Collection entries:
%%

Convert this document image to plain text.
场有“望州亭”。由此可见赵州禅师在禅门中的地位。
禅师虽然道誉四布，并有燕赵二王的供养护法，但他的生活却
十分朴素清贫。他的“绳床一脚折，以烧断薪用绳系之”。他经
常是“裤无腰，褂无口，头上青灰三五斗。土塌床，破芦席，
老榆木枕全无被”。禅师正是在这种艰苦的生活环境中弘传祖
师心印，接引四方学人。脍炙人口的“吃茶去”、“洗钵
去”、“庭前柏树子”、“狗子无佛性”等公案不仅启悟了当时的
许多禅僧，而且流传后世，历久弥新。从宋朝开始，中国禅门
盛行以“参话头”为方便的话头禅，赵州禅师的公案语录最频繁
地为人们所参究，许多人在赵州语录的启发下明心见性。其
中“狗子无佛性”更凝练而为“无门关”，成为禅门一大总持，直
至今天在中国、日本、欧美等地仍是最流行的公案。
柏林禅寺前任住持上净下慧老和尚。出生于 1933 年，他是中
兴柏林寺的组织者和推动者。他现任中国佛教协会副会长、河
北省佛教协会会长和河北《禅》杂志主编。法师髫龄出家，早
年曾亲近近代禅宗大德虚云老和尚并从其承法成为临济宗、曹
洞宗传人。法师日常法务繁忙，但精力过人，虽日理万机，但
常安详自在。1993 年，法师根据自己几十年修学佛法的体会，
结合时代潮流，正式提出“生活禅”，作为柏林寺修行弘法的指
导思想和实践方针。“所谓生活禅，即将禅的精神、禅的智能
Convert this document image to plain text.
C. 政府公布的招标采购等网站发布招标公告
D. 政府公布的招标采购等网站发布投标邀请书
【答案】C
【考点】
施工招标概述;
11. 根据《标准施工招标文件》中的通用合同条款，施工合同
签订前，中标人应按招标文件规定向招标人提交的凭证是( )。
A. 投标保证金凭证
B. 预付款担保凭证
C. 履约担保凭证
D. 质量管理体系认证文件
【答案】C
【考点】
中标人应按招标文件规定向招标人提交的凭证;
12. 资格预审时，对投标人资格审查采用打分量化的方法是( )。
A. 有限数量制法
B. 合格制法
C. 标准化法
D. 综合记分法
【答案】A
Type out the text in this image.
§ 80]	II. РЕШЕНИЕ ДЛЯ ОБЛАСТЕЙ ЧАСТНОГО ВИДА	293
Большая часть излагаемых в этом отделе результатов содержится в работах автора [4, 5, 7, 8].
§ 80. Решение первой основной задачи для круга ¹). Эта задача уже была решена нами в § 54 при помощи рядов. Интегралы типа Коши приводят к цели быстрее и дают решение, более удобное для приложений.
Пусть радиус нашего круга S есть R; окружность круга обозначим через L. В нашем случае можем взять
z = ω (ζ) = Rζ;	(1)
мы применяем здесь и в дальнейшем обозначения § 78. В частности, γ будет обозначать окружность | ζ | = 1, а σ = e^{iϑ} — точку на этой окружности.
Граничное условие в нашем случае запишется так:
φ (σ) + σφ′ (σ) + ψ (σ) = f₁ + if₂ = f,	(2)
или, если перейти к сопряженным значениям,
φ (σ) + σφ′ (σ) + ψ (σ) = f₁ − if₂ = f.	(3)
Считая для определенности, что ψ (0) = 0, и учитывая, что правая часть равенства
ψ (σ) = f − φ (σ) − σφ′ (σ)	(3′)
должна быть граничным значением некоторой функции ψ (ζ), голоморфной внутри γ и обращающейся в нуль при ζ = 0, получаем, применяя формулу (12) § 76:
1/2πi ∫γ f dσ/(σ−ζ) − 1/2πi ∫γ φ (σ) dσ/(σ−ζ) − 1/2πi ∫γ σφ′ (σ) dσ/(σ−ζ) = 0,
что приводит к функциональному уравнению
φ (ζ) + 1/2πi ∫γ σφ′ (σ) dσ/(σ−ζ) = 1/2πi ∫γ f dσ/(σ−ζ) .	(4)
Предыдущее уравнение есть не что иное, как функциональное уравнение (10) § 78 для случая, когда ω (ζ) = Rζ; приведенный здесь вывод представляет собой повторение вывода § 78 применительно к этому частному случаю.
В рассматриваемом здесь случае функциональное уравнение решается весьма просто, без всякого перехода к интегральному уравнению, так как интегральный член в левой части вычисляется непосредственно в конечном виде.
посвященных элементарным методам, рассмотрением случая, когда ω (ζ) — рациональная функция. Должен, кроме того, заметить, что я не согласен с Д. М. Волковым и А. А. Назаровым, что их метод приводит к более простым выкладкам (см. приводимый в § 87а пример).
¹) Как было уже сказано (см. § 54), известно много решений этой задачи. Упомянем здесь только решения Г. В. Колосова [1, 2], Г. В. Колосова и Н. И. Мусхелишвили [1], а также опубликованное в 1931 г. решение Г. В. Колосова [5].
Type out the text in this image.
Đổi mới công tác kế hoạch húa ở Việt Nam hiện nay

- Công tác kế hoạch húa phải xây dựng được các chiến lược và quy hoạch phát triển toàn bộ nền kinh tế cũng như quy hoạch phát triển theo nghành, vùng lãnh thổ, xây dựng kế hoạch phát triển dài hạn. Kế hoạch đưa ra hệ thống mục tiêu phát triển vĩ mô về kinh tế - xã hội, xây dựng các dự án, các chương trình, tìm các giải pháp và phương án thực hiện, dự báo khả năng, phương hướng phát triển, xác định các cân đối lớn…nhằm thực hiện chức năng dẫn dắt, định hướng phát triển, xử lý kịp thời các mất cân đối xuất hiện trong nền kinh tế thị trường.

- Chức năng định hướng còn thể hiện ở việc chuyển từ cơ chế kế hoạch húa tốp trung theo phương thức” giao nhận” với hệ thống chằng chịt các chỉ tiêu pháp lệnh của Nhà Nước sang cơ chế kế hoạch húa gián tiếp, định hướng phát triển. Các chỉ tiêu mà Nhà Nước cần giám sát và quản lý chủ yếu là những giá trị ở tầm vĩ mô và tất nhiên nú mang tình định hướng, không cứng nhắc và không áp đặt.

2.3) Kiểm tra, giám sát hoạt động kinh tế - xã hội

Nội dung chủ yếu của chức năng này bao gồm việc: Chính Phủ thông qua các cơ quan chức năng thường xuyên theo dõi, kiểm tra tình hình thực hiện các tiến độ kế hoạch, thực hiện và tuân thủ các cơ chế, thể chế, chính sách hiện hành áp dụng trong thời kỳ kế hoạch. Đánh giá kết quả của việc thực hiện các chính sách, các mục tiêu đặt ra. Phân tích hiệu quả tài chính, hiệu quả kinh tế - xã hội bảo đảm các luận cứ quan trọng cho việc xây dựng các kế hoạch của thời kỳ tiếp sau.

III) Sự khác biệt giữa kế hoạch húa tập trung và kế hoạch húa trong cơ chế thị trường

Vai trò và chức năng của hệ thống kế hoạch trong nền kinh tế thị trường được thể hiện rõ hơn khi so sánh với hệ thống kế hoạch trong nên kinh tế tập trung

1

%%

**Goal**
Reproduce the data, keeping every line exactly the same.

**Task result**
Convert this document image to plain text.
场有“望州亭”。由此可见赵州禅师在禅门中的地位。
禅师虽然道誉四布，并有燕赵二王的供养护法，但他的生活却
十分朴素清贫。他的“绳床一脚折，以烧断薪用绳系之”。他经
常是“裤无腰，褂无口，头上青灰三五斗。土塌床，破芦席，
老榆木枕全无被”。禅师正是在这种艰苦的生活环境中弘传祖
师心印，接引四方学人。脍炙人口的“吃茶去”、“洗钵
去”、“庭前柏树子”、“狗子无佛性”等公案不仅启悟了当时的
许多禅僧，而且流传后世，历久弥新。从宋朝开始，中国禅门
盛行以“参话头”为方便的话头禅，赵州禅师的公案语录最频繁
地为人们所参究，许多人在赵州语录的启发下明心见性。其
中“狗子无佛性”更凝练而为“无门关”，成为禅门一大总持，直
至今天在中国、日本、欧美等地仍是最流行的公案。
柏林禅寺前任住持上净下慧老和尚。出生于 1933 年，他是中
兴柏林寺的组织者和推动者。他现任中国佛教协会副会长、河
北省佛教协会会长和河北《禅》杂志主编。法师髫龄出家，早
年曾亲近近代禅宗大德虚云老和尚并从其承法成为临济宗、曹
洞宗传人。法师日常法务繁忙，但精力过人，虽日理万机，但
常安详自在。1993 年，法师根据自己几十年修学佛法的体会，
结合时代潮流，正式提出“生活禅”，作为柏林寺修行弘法的指
导思想和实践方针。“所谓生活禅，即将禅的精神、禅的智能
Convert this document image to plain text.
C. 政府公布的招标采购等网站发布招标公告
D. 政府公布的招标采购等网站发布投标邀请书
【答案】C
【考点】
施工招标概述;
11. 根据《标准施工招标文件》中的通用合同条款，施工合同
签订前，中标人应按招标文件规定向招标人提交的凭证是( )。
A. 投标保证金凭证
B. 预付款担保凭证
C. 履约担保凭证
D. 质量管理体系认证文件
【答案】C
【考点】
中标人应按招标文件规定向招标人提交的凭证;
12. 资格预审时，对投标人资格审查采用打分量化的方法是( )。
A. 有限数量制法
B. 合格制法
C. 标准化法
D. 综合记分法
【答案】A
Type out the text in this image.
§ 80]	II. РЕШЕНИЕ ДЛЯ ОБЛАСТЕЙ ЧАСТНОГО ВИДА	293
Большая часть излагаемых в этом отделе результатов содержится в работах автора [4, 5, 7, 8].
§ 80. Решение первой основной задачи для круга ¹). Эта задача уже была решена нами в § 54 при помощи рядов. Интегралы типа Коши приводят к цели быстрее и дают решение, более удобное для приложений.
Пусть радиус нашего круга S есть R; окружность круга обозначим через L. В нашем случае можем взять
z = ω (ζ) = Rζ;	(1)
мы применяем здесь и в дальнейшем обозначения § 78. В частности, γ будет обозначать окружность | ζ | = 1, а σ = e^{iϑ} — точку на этой окружности.
Граничное условие в нашем случае запишется так:
φ (σ) + σφ′ (σ) + ψ (σ) = f₁ + if₂ = f,	(2)
или, если перейти к сопряженным значениям,
φ (σ) + σφ′ (σ) + ψ (σ) = f₁ − if₂ = f.	(3)
Считая для определенности, что ψ (0) = 0, и учитывая, что правая часть равенства
ψ (σ) = f − φ (σ) − σφ′ (σ)	(3′)
должна быть граничным значением некоторой функции ψ (ζ), голоморфной внутри γ и обращающейся в нуль при ζ = 0, получаем, применяя формулу (12) § 76:
1/2πi ∫γ f dσ/(σ−ζ) − 1/2πi ∫γ φ (σ) dσ/(σ−ζ) − 1/2πi ∫γ σφ′ (σ) dσ/(σ−ζ) = 0,
что приводит к функциональному уравнению
φ (ζ) + 1/2πi ∫γ σφ′ (σ) dσ/(σ−ζ) = 1/2πi ∫γ f dσ/(σ−ζ) .	(4)
Предыдущее уравнение есть не что иное, как функциональное уравнение (10) § 78 для случая, когда ω (ζ) = Rζ; приведенный здесь вывод представляет собой повторение вывода § 78 применительно к этому частному случаю.
В рассматриваемом здесь случае функциональное уравнение решается весьма просто, без всякого перехода к интегральному уравнению, так как интегральный член в левой части вычисляется непосредственно в конечном виде.
посвященных элементарным методам, рассмотрением случая, когда ω (ζ) — рациональная функция. Должен, кроме того, заметить, что я не согласен с Д. М. Волковым и А. А. Назаровым, что их метод приводит к более простым выкладкам (см. приводимый в § 87а пример).
¹) Как было уже сказано (см. § 54), известно много решений этой задачи. Упомянем здесь только решения Г. В. Колосова [1, 2], Г. В. Колосова и Н. И. Мусхелишвили [1], а также опубликованное в 1931 г. решение Г. В. Колосова [5].
Type out the text in this image.
Đổi mới công tác kế hoạch húa ở Việt Nam hiện nay

- Công tác kế hoạch húa phải xây dựng được các chiến lược và quy hoạch phát triển toàn bộ nền kinh tế cũng như quy hoạch phát triển theo nghành, vùng lãnh thổ, xây dựng kế hoạch phát triển dài hạn. Kế hoạch đưa ra hệ thống mục tiêu phát triển vĩ mô về kinh tế - xã hội, xây dựng các dự án, các chương trình, tìm các giải pháp và phương án thực hiện, dự báo khả năng, phương hướng phát triển, xác định các cân đối lớn…nhằm thực hiện chức năng dẫn dắt, định hướng phát triển, xử lý kịp thời các mất cân đối xuất hiện trong nền kinh tế thị trường.

- Chức năng định hướng còn thể hiện ở việc chuyển từ cơ chế kế hoạch húa tốp trung theo phương thức” giao nhận” với hệ thống chằng chịt các chỉ tiêu pháp lệnh của Nhà Nước sang cơ chế kế hoạch húa gián tiếp, định hướng phát triển. Các chỉ tiêu mà Nhà Nước cần giám sát và quản lý chủ yếu là những giá trị ở tầm vĩ mô và tất nhiên nú mang tình định hướng, không cứng nhắc và không áp đặt.

2.3) Kiểm tra, giám sát hoạt động kinh tế - xã hội

Nội dung chủ yếu của chức năng này bao gồm việc: Chính Phủ thông qua các cơ quan chức năng thường xuyên theo dõi, kiểm tra tình hình thực hiện các tiến độ kế hoạch, thực hiện và tuân thủ các cơ chế, thể chế, chính sách hiện hành áp dụng trong thời kỳ kế hoạch. Đánh giá kết quả của việc thực hiện các chính sách, các mục tiêu đặt ra. Phân tích hiệu quả tài chính, hiệu quả kinh tế - xã hội bảo đảm các luận cứ quan trọng cho việc xây dựng các kế hoạch của thời kỳ tiếp sau.

III) Sự khác biệt giữa kế hoạch húa tập trung và kế hoạch húa trong cơ chế thị trường

Vai trò và chức năng của hệ thống kế hoạch trong nền kinh tế thị trường được thể hiện rõ hơn khi so sánh với hệ thống kế hoạch trong nên kinh tế tập trung

1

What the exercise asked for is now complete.